» **TEXT**
%%

Sukuk vs bonds: what UAE investors need to know before choosing fixed income

If you have been investing in the UAE for any length of time, you have likely come across both sukuk and conventional bonds. On the surface, they can look similar: both offer regular income, both carry credit ratings, and both play a stabilising role in a diversified portfolio.


But the similarities are largely cosmetic. The way these two instruments are structured, the way returns are generated, and the principles they are built on differ in ways that matter, especially for investors in a market where Islamic finance UAE regulations and Shariah compliance carry real weight.


This guide breaks down those differences clearly. We cover how each instrument works, what the risks look like, how the UAE market has developed on both sides, and what to consider when choosing between them. The aim of this article is education only, not a push in either direction. Your circumstances, values, and financial goals should guide that decision, ideally alongside a qualified adviser.


This article is for educational purposes only and does not constitute financial advice. All investments carry risk, including potential capital loss. Past performance is not indicative of future results.

The fundamental difference: debt vs ownership

At its core, a conventional bond is a loan. You lend money to a government or corporation, and in return, you receive regular interest payments (called coupons) until the bond matures, at which point your principal is returned. The relationship is straightforward: you are a creditor, the issuer is a debtor, and the return you earn is interest.


Under Islamic law, the payment and receipt of interest (riba) is prohibited. This single principle is what led to the creation of sukuk, sometimes called Islamic bonds, though that label can be misleading.


A sukuk does not represent a debt obligation. Instead, it represents an ownership share in an underlying asset, project, or business activity. The returns you earn come from the performance of that asset, whether through rental income, profit sharing, or trade proceeds. You are not a lender collecting interest; you are a co-owner sharing in the outcome.


The Accounting and Auditing Organisation for Islamic Financial Institutions (AAOIFI) defines sukuk as "investment securities of equal value for common share that establishes ownership of assets(tangible assets, usufructs, rights, debts, cash, or a mix of them or some of them) that already in existence or that will be acquired or created, and it will implicate rights for the certificateholder arising from its interest in ownership of those underlying assets and obligations on [the certificateholder] to the extent of its share in them." That definition draws a clear line. A bond is a promise to repay with interest. A sukuk is a certificate of ownership in something real.

%%

» **INSTRUCTION 1**
Decide whether each statement agrees with the sukuk and bonds article, answering yes or no and quoting the deciding words: (a) a conventional bondholder is a creditor of the issuer; (b) the article aims to steer readers toward sukuk; (c) sukuk returns come from interest paid by the issuer.
» **INSTRUCTION 2**
Repeat everything in the sukuk and bonds article from "The fundamental difference: debt" down to "can be misleading.".

» **MATERIAL**

%%

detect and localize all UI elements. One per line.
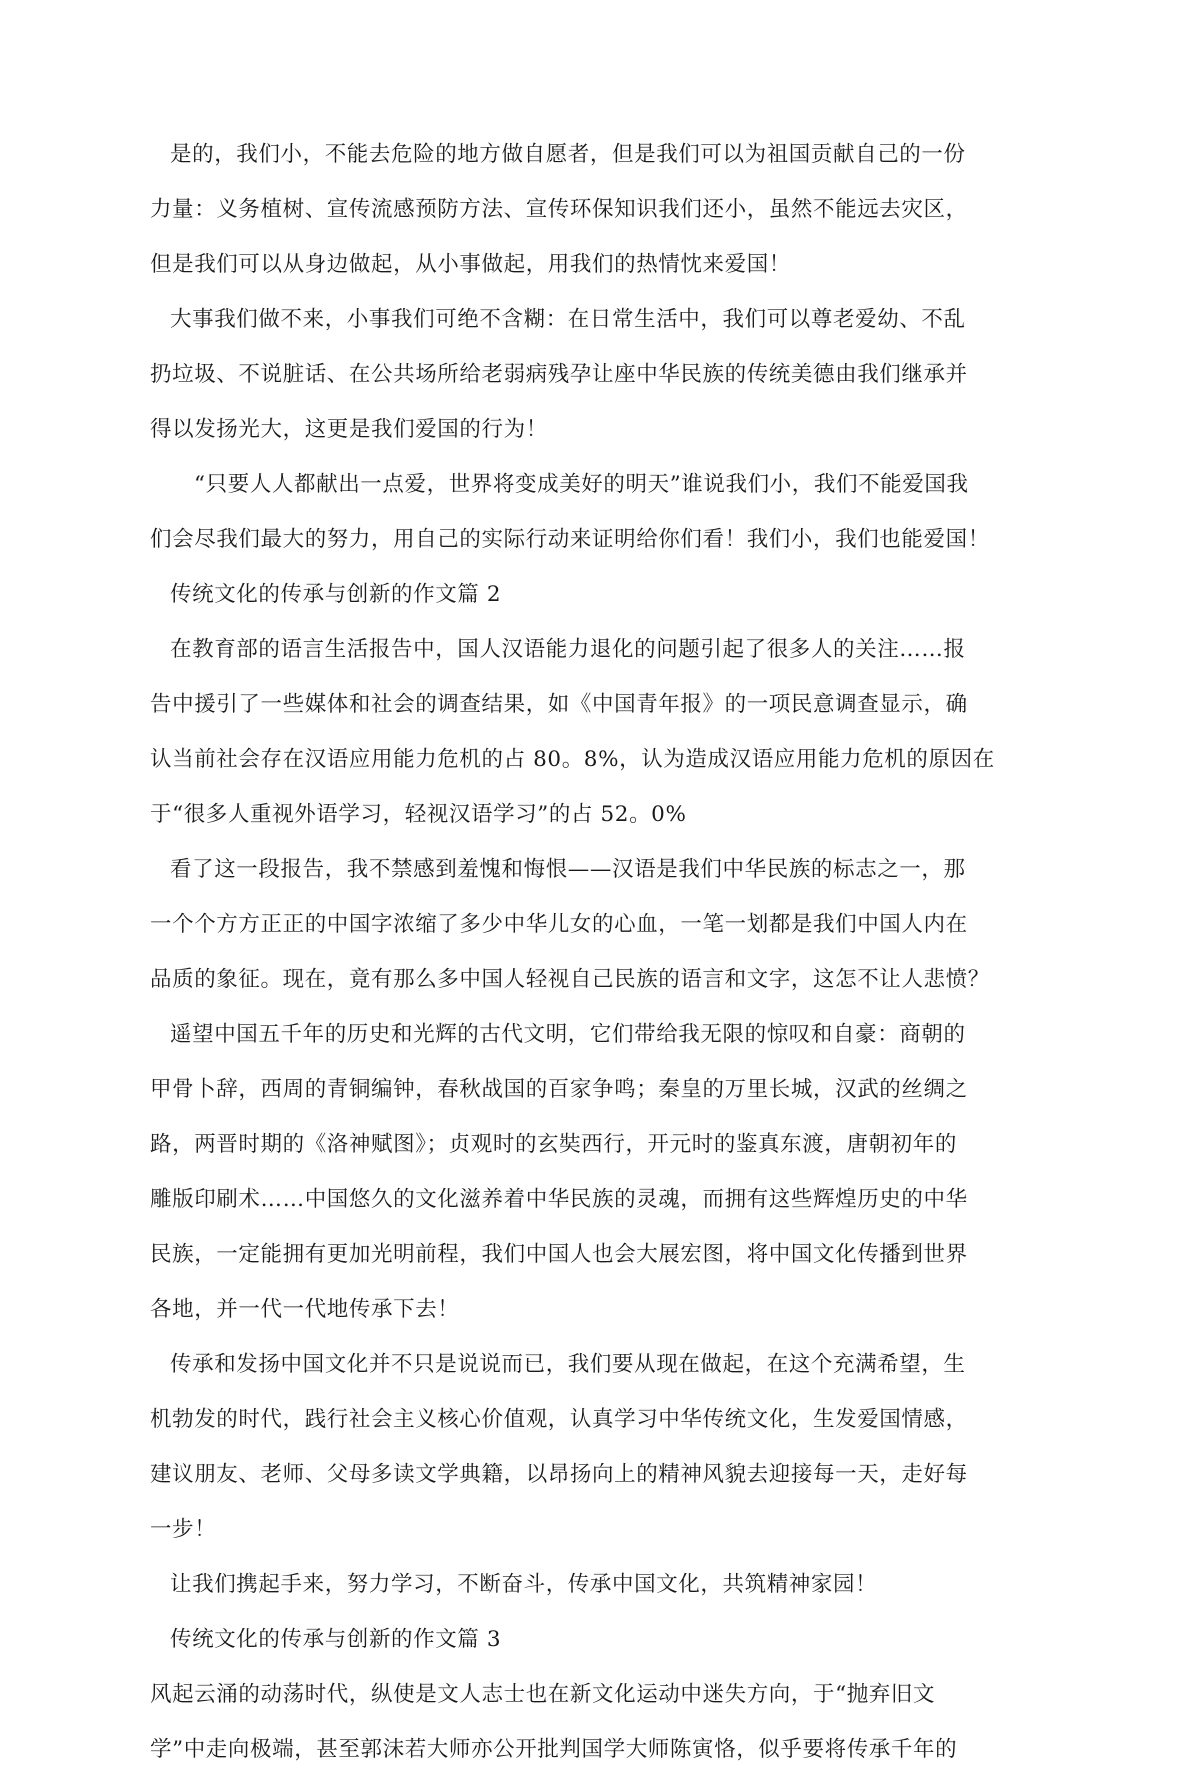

%%

» **OUTPUT 1**
(a) Yes: "you are a creditor, the issuer is a debtor"
(b) No: "The aim of this article is education only, not a push in either direction."
(c) No: "The returns you earn come from the performance of that asset, whether through rental income, profit sharing, or trade proceeds."

» **OUTPUT 2**
The fundamental difference: debt vs ownership

At its core, a conventional bond is a loan. You lend money to a government or corporation, and in return, you receive regular interest payments (called coupons) until the bond matures, at which point your principal is returned. The relationship is straightforward: you are a creditor, the issuer is a debtor, and the return you earn is interest.


Under Islamic law, the payment and receipt of interest (riba) is prohibited. This single principle is what led to the creation of sukuk, sometimes called Islamic bonds, though that label can be misleading.